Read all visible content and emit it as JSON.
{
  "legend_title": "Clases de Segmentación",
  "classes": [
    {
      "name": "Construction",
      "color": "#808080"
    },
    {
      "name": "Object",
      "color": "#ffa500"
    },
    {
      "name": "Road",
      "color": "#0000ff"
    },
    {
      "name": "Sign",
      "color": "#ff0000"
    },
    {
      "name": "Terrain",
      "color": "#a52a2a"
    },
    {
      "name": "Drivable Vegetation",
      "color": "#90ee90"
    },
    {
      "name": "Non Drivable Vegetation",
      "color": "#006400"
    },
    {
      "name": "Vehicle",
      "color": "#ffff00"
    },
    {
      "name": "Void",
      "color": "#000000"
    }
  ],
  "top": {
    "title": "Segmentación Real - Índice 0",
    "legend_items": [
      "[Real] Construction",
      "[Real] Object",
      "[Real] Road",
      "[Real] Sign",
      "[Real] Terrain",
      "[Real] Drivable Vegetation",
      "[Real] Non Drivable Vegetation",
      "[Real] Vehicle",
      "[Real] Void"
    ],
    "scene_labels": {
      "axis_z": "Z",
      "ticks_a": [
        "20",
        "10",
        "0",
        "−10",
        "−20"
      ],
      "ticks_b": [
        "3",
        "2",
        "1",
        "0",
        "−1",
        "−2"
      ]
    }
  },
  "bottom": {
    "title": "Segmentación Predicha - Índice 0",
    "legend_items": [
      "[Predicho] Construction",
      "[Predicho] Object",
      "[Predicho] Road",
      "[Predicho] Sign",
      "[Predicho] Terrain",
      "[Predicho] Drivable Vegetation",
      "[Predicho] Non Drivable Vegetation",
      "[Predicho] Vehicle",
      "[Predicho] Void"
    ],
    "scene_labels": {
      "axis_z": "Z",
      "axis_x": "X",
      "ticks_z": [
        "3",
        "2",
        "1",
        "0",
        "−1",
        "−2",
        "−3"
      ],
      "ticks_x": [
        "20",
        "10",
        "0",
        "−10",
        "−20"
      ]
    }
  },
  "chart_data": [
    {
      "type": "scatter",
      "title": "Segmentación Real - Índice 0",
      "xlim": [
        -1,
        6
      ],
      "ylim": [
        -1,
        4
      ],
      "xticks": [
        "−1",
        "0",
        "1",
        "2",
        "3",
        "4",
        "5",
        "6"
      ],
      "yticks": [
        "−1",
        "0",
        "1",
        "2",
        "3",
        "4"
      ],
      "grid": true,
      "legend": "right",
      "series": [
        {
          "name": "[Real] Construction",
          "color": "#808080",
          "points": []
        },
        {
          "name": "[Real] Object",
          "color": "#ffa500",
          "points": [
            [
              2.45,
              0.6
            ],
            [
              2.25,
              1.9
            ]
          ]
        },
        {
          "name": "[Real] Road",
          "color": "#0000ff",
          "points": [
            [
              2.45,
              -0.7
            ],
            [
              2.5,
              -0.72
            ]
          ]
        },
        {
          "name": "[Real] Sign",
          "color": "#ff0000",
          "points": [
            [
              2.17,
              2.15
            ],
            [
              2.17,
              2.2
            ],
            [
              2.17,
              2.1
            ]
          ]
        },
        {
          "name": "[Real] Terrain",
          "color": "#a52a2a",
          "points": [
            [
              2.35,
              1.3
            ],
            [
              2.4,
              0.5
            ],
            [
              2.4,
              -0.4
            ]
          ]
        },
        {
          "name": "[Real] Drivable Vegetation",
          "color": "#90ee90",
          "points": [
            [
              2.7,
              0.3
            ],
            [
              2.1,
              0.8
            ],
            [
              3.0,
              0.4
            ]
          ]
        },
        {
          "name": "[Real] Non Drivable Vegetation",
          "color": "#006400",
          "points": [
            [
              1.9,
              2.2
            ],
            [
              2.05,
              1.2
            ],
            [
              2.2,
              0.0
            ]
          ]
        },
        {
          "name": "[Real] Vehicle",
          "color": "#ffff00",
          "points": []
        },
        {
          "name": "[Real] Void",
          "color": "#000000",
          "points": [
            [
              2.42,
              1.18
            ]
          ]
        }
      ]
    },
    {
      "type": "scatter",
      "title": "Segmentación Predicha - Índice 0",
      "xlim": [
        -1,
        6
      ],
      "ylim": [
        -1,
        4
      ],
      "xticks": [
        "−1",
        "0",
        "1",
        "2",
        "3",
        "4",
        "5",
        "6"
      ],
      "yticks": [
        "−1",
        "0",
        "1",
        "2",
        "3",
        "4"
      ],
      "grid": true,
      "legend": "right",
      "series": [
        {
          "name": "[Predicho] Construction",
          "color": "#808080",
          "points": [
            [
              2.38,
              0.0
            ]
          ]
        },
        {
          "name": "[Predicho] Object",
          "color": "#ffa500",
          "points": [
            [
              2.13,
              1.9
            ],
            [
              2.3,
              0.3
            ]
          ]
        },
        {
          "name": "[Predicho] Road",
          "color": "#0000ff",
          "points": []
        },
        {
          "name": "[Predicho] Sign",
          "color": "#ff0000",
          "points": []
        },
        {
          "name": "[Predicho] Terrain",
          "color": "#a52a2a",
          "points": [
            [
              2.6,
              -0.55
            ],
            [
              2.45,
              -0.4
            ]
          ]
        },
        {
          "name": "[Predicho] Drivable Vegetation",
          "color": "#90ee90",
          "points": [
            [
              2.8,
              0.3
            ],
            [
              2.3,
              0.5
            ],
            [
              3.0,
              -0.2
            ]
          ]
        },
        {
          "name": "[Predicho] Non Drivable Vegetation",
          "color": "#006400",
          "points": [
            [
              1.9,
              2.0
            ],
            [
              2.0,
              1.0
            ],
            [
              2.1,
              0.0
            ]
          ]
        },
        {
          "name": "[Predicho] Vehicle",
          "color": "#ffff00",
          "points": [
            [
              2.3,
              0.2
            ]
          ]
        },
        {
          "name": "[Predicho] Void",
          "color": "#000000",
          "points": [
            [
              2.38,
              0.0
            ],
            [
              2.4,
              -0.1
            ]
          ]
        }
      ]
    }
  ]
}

◆ REQUIRED WORK: Find every line in the records above that holds the word "Vehicle", and copy each one.

◆ REPLY:
      "name": "Vehicle",
      "[Real] Vehicle",
      "[Predicho] Vehicle",
          "name": "[Real] Vehicle",
          "name": "[Predicho] Vehicle",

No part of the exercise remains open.